#### Set problem
Set down all of the entries word for word, omitting the images they contain.

#### Available data
— BEGIN —

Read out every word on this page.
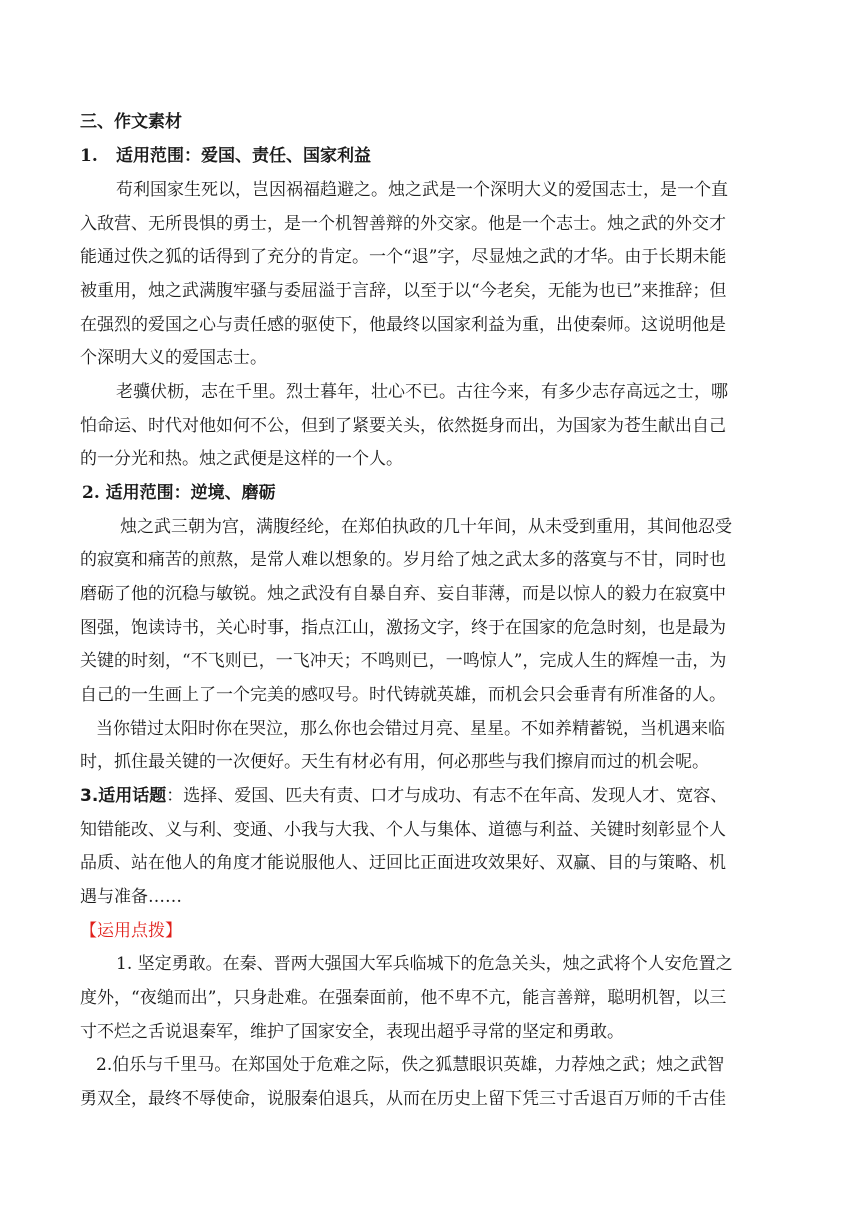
三、作文素材
1. 适用范围：爱国、责任、国家利益
苟利国家生死以，岂因祸福趋避之。烛之武是一个深明大义的爱国志士，是一个直
入敌营、无所畏惧的勇士，是一个机智善辩的外交家。他是一个志士。烛之武的外交才
能通过佚之狐的话得到了充分的肯定。一个“退”字，尽显烛之武的才华。由于长期未能
被重用，烛之武满腹牢骚与委屈溢于言辞，以至于以“今老矣，无能为也已”来推辞；但
在强烈的爱国之心与责任感的驱使下，他最终以国家利益为重，出使秦师。这说明他是
个深明大义的爱国志士。
老骥伏枥，志在千里。烈士暮年，壮心不已。古往今来，有多少志存高远之士，哪
怕命运、时代对他如何不公，但到了紧要关头，依然挺身而出，为国家为苍生献出自己
的一分光和热。烛之武便是这样的一个人。
2. 适用范围：逆境、磨砺
烛之武三朝为宫，满腹经纶，在郑伯执政的几十年间，从未受到重用，其间他忍受
的寂寞和痛苦的煎熬，是常人难以想象的。岁月给了烛之武太多的落寞与不甘，同时也
磨砺了他的沉稳与敏锐。烛之武没有自暴自弃、妄自菲薄，而是以惊人的毅力在寂寞中
图强，饱读诗书，关心时事，指点江山，激扬文字，终于在国家的危急时刻，也是最为
关键的时刻，“不飞则已，一飞冲天；不鸣则已，一鸣惊人”，完成人生的辉煌一击，为
自己的一生画上了一个完美的感叹号。时代铸就英雄，而机会只会垂青有所准备的人。
当你错过太阳时你在哭泣，那么你也会错过月亮、星星。不如养精蓄锐，当机遇来临
时，抓住最关键的一次便好。天生有材必有用，何必那些与我们擦肩而过的机会呢。
3.适用话题：选择、爱国、匹夫有责、口才与成功、有志不在年高、发现人才、宽容、
知错能改、义与利、变通、小我与大我、个人与集体、道德与利益、关键时刻彰显个人
品质、站在他人的角度才能说服他人、迂回比正面进攻效果好、双赢、目的与策略、机
遇与准备……
【运用点拨】
1. 坚定勇敢。在秦、晋两大强国大军兵临城下的危急关头，烛之武将个人安危置之
度外，“夜缒而出”，只身赴难。在强秦面前，他不卑不亢，能言善辩，聪明机智，以三
寸不烂之舌说退秦军，维护了国家安全，表现出超乎寻常的坚定和勇敢。
2.伯乐与千里马。在郑国处于危难之际，佚之狐慧眼识英雄，力荐烛之武；烛之武智
勇双全，最终不辱使命，说服秦伯退兵，从而在历史上留下凭三寸舌退百万师的千古佳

— END —

#### Reply
Read out every word on this page.
三、作文素材
1. 适用范围：爱国、责任、国家利益
苟利国家生死以，岂因祸福趋避之。烛之武是一个深明大义的爱国志士，是一个直
入敌营、无所畏惧的勇士，是一个机智善辩的外交家。他是一个志士。烛之武的外交才
能通过佚之狐的话得到了充分的肯定。一个“退”字，尽显烛之武的才华。由于长期未能
被重用，烛之武满腹牢骚与委屈溢于言辞，以至于以“今老矣，无能为也已”来推辞；但
在强烈的爱国之心与责任感的驱使下，他最终以国家利益为重，出使秦师。这说明他是
个深明大义的爱国志士。
老骥伏枥，志在千里。烈士暮年，壮心不已。古往今来，有多少志存高远之士，哪
怕命运、时代对他如何不公，但到了紧要关头，依然挺身而出，为国家为苍生献出自己
的一分光和热。烛之武便是这样的一个人。
2. 适用范围：逆境、磨砺
烛之武三朝为宫，满腹经纶，在郑伯执政的几十年间，从未受到重用，其间他忍受
的寂寞和痛苦的煎熬，是常人难以想象的。岁月给了烛之武太多的落寞与不甘，同时也
磨砺了他的沉稳与敏锐。烛之武没有自暴自弃、妄自菲薄，而是以惊人的毅力在寂寞中
图强，饱读诗书，关心时事，指点江山，激扬文字，终于在国家的危急时刻，也是最为
关键的时刻，“不飞则已，一飞冲天；不鸣则已，一鸣惊人”，完成人生的辉煌一击，为
自己的一生画上了一个完美的感叹号。时代铸就英雄，而机会只会垂青有所准备的人。
当你错过太阳时你在哭泣，那么你也会错过月亮、星星。不如养精蓄锐，当机遇来临
时，抓住最关键的一次便好。天生有材必有用，何必那些与我们擦肩而过的机会呢。
3.适用话题：选择、爱国、匹夫有责、口才与成功、有志不在年高、发现人才、宽容、
知错能改、义与利、变通、小我与大我、个人与集体、道德与利益、关键时刻彰显个人
品质、站在他人的角度才能说服他人、迂回比正面进攻效果好、双赢、目的与策略、机
遇与准备……
【运用点拨】
1. 坚定勇敢。在秦、晋两大强国大军兵临城下的危急关头，烛之武将个人安危置之
度外，“夜缒而出”，只身赴难。在强秦面前，他不卑不亢，能言善辩，聪明机智，以三
寸不烂之舌说退秦军，维护了国家安全，表现出超乎寻常的坚定和勇敢。
2.伯乐与千里马。在郑国处于危难之际，佚之狐慧眼识英雄，力荐烛之武；烛之武智
勇双全，最终不辱使命，说服秦伯退兵，从而在历史上留下凭三寸舌退百万师的千古佳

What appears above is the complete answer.